Whenever a line below holds the word "false", copy that line.

==== STORED DATA ====

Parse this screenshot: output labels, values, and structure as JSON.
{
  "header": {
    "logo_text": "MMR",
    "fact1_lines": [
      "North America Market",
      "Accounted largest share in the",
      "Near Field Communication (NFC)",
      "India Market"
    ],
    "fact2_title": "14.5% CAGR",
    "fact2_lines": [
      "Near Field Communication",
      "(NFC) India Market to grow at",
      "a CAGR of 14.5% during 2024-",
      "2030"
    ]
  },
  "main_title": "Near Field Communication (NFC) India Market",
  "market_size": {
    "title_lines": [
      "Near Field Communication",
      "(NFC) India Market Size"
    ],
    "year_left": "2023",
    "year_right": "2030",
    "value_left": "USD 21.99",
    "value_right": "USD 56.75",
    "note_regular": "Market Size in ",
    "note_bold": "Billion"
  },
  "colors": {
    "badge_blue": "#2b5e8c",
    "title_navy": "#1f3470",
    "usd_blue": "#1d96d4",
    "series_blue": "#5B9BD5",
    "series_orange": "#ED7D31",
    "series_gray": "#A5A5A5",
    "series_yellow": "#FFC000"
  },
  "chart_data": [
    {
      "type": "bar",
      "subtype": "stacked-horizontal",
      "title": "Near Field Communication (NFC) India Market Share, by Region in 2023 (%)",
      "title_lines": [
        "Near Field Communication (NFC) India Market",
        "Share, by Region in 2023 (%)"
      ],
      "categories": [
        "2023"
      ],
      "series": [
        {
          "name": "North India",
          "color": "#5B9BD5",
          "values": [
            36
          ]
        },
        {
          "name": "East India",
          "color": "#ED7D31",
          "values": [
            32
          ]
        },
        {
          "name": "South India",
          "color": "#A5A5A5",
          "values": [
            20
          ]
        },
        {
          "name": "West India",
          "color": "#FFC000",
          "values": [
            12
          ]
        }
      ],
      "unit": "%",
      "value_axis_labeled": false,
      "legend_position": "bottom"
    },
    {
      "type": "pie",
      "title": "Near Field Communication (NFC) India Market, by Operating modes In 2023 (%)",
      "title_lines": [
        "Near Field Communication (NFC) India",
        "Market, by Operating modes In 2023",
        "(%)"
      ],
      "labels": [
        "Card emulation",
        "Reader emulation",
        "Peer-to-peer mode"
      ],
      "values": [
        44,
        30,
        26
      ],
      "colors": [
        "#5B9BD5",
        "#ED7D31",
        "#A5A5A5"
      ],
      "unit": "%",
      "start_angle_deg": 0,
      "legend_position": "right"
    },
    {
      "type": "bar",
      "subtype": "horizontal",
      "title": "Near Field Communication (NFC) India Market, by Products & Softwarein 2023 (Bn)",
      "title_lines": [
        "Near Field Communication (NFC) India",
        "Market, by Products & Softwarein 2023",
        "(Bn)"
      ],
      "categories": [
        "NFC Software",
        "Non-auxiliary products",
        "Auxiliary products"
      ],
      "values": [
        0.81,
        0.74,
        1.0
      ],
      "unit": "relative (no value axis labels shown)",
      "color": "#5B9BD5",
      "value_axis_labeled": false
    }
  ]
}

====

> **RESULT**:
      "value_axis_labeled": false,
      "value_axis_labeled": false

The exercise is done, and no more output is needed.